From the records below, copy every line that contains the word "will".

═══ Dataset content ═══

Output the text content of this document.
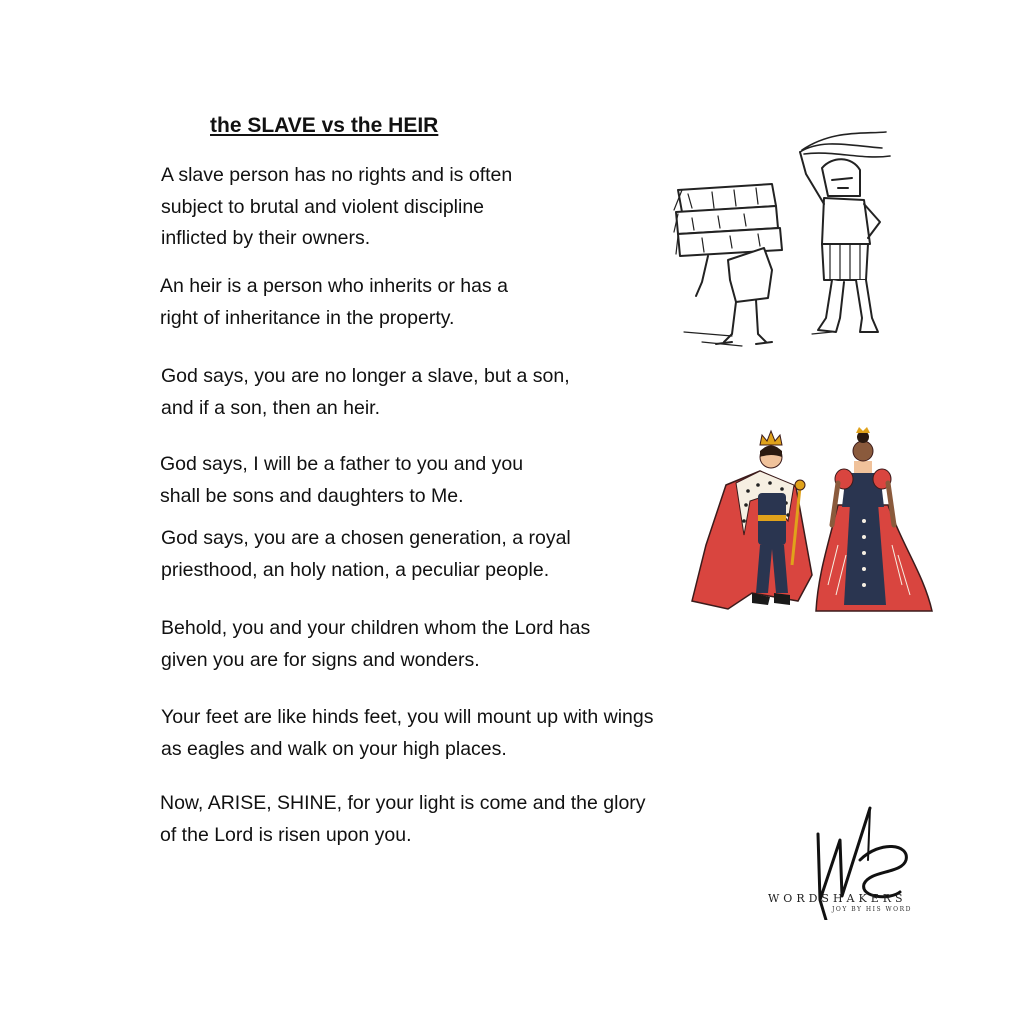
the SLAVE vs the HEIR

A slave person has no rights and is often
subject to brutal and violent discipline
inflicted by their owners.

An heir is a person who inherits or has a
right of inheritance in the property.

God says, you are no longer a slave, but a son,
and if a son, then an heir.

God says, I will be a father to you and you
shall be sons and daughters to Me.

God says, you are a chosen generation, a royal
priesthood, an holy nation, a peculiar people.

Behold, you and your children whom the Lord has
given you are for signs and wonders.

Your feet are like hinds feet, you will mount up with wings
as eagles and walk on your high places.

Now, ARISE, SHINE, for your light is come and the glory
of the Lord is risen upon you.

WORDSHAKERS
JOY BY HIS WORD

═══

[Full answer]:
God says, I will be a father to you and you
Your feet are like hinds feet, you will mount up with wings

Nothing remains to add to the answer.